## PROBLEM TO SOLVE:
Transcribe the full listing below exactly.

## EXERCISE INPUTS:

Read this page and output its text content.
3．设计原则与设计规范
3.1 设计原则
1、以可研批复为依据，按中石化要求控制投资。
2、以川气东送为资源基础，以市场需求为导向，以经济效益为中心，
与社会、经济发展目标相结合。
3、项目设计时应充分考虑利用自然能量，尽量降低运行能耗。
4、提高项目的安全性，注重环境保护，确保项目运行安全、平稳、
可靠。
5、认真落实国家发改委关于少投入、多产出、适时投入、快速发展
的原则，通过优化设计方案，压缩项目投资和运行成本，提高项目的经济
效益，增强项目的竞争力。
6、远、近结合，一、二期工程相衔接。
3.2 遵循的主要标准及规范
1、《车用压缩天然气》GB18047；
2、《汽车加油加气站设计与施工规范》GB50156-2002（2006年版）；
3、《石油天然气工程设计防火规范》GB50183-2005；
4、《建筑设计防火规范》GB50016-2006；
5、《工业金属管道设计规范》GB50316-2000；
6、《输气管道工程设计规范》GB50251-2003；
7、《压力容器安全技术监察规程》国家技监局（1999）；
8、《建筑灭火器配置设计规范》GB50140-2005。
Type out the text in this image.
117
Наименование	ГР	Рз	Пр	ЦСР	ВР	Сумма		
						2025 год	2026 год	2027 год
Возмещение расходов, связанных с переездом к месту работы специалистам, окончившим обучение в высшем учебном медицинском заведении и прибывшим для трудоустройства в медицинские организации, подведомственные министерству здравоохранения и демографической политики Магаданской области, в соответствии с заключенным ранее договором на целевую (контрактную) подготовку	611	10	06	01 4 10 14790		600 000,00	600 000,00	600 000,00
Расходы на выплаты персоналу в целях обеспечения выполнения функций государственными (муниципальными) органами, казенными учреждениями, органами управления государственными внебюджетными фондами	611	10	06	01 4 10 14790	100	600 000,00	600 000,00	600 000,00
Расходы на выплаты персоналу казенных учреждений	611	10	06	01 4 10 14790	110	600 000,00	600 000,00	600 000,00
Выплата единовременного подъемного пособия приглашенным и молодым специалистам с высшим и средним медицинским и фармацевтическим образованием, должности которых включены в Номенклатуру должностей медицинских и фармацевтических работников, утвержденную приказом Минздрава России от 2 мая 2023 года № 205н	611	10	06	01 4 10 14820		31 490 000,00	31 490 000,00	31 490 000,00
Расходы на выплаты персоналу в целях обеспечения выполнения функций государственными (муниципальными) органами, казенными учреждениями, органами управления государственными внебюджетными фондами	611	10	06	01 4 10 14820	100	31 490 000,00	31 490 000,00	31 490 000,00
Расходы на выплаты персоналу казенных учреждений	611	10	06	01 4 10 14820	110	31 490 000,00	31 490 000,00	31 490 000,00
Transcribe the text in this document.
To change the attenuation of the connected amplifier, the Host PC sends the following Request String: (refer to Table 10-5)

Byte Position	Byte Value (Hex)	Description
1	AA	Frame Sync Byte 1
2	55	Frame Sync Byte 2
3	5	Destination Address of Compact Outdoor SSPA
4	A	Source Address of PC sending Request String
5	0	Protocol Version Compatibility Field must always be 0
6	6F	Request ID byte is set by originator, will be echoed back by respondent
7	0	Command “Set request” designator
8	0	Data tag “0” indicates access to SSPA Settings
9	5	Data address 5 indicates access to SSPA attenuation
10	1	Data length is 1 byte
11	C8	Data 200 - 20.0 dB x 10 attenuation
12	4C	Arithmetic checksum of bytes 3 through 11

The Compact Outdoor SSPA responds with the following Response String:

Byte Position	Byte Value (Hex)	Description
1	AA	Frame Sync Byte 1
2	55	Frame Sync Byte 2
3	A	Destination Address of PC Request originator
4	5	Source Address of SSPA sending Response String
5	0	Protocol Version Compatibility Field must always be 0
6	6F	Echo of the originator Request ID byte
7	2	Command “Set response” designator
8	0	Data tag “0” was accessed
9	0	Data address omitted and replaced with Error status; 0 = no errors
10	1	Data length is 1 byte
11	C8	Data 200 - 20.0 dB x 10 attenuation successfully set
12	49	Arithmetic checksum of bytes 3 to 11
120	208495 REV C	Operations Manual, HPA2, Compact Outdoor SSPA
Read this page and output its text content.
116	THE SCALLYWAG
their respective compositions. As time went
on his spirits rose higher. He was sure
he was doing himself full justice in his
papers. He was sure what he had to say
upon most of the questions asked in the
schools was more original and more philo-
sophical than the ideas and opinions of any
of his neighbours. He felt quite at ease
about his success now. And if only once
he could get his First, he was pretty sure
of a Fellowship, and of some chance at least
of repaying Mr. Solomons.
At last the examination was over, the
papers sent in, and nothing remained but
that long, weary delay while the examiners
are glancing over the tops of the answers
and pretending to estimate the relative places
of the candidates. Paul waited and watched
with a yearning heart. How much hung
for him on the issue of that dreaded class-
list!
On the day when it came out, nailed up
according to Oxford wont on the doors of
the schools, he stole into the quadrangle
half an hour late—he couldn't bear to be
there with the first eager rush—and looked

## COMPLETE RESPONSE:
Read this page and output its text content.
3．设计原则与设计规范
3.1 设计原则
1、以可研批复为依据，按中石化要求控制投资。
2、以川气东送为资源基础，以市场需求为导向，以经济效益为中心，
与社会、经济发展目标相结合。
3、项目设计时应充分考虑利用自然能量，尽量降低运行能耗。
4、提高项目的安全性，注重环境保护，确保项目运行安全、平稳、
可靠。
5、认真落实国家发改委关于少投入、多产出、适时投入、快速发展
的原则，通过优化设计方案，压缩项目投资和运行成本，提高项目的经济
效益，增强项目的竞争力。
6、远、近结合，一、二期工程相衔接。
3.2 遵循的主要标准及规范
1、《车用压缩天然气》GB18047；
2、《汽车加油加气站设计与施工规范》GB50156-2002（2006年版）；
3、《石油天然气工程设计防火规范》GB50183-2005；
4、《建筑设计防火规范》GB50016-2006；
5、《工业金属管道设计规范》GB50316-2000；
6、《输气管道工程设计规范》GB50251-2003；
7、《压力容器安全技术监察规程》国家技监局（1999）；
8、《建筑灭火器配置设计规范》GB50140-2005。
Type out the text in this image.
117
Наименование	ГР	Рз	Пр	ЦСР	ВР	Сумма		
						2025 год	2026 год	2027 год
Возмещение расходов, связанных с переездом к месту работы специалистам, окончившим обучение в высшем учебном медицинском заведении и прибывшим для трудоустройства в медицинские организации, подведомственные министерству здравоохранения и демографической политики Магаданской области, в соответствии с заключенным ранее договором на целевую (контрактную) подготовку	611	10	06	01 4 10 14790		600 000,00	600 000,00	600 000,00
Расходы на выплаты персоналу в целях обеспечения выполнения функций государственными (муниципальными) органами, казенными учреждениями, органами управления государственными внебюджетными фондами	611	10	06	01 4 10 14790	100	600 000,00	600 000,00	600 000,00
Расходы на выплаты персоналу казенных учреждений	611	10	06	01 4 10 14790	110	600 000,00	600 000,00	600 000,00
Выплата единовременного подъемного пособия приглашенным и молодым специалистам с высшим и средним медицинским и фармацевтическим образованием, должности которых включены в Номенклатуру должностей медицинских и фармацевтических работников, утвержденную приказом Минздрава России от 2 мая 2023 года № 205н	611	10	06	01 4 10 14820		31 490 000,00	31 490 000,00	31 490 000,00
Расходы на выплаты персоналу в целях обеспечения выполнения функций государственными (муниципальными) органами, казенными учреждениями, органами управления государственными внебюджетными фондами	611	10	06	01 4 10 14820	100	31 490 000,00	31 490 000,00	31 490 000,00
Расходы на выплаты персоналу казенных учреждений	611	10	06	01 4 10 14820	110	31 490 000,00	31 490 000,00	31 490 000,00
Transcribe the text in this document.
To change the attenuation of the connected amplifier, the Host PC sends the following Request String: (refer to Table 10-5)

Byte Position	Byte Value (Hex)	Description
1	AA	Frame Sync Byte 1
2	55	Frame Sync Byte 2
3	5	Destination Address of Compact Outdoor SSPA
4	A	Source Address of PC sending Request String
5	0	Protocol Version Compatibility Field must always be 0
6	6F	Request ID byte is set by originator, will be echoed back by respondent
7	0	Command “Set request” designator
8	0	Data tag “0” indicates access to SSPA Settings
9	5	Data address 5 indicates access to SSPA attenuation
10	1	Data length is 1 byte
11	C8	Data 200 - 20.0 dB x 10 attenuation
12	4C	Arithmetic checksum of bytes 3 through 11

The Compact Outdoor SSPA responds with the following Response String:

Byte Position	Byte Value (Hex)	Description
1	AA	Frame Sync Byte 1
2	55	Frame Sync Byte 2
3	A	Destination Address of PC Request originator
4	5	Source Address of SSPA sending Response String
5	0	Protocol Version Compatibility Field must always be 0
6	6F	Echo of the originator Request ID byte
7	2	Command “Set response” designator
8	0	Data tag “0” was accessed
9	0	Data address omitted and replaced with Error status; 0 = no errors
10	1	Data length is 1 byte
11	C8	Data 200 - 20.0 dB x 10 attenuation successfully set
12	49	Arithmetic checksum of bytes 3 to 11
120	208495 REV C	Operations Manual, HPA2, Compact Outdoor SSPA
Read this page and output its text content.
116	THE SCALLYWAG
their respective compositions. As time went
on his spirits rose higher. He was sure
he was doing himself full justice in his
papers. He was sure what he had to say
upon most of the questions asked in the
schools was more original and more philo-
sophical than the ideas and opinions of any
of his neighbours. He felt quite at ease
about his success now. And if only once
he could get his First, he was pretty sure
of a Fellowship, and of some chance at least
of repaying Mr. Solomons.
At last the examination was over, the
papers sent in, and nothing remained but
that long, weary delay while the examiners
are glancing over the tops of the answers
and pretending to estimate the relative places
of the candidates. Paul waited and watched
with a yearning heart. How much hung
for him on the issue of that dreaded class-
list!
On the day when it came out, nailed up
according to Oxford wont on the doors of
the schools, he stole into the quadrangle
half an hour late—he couldn't bear to be
there with the first eager rush—and looked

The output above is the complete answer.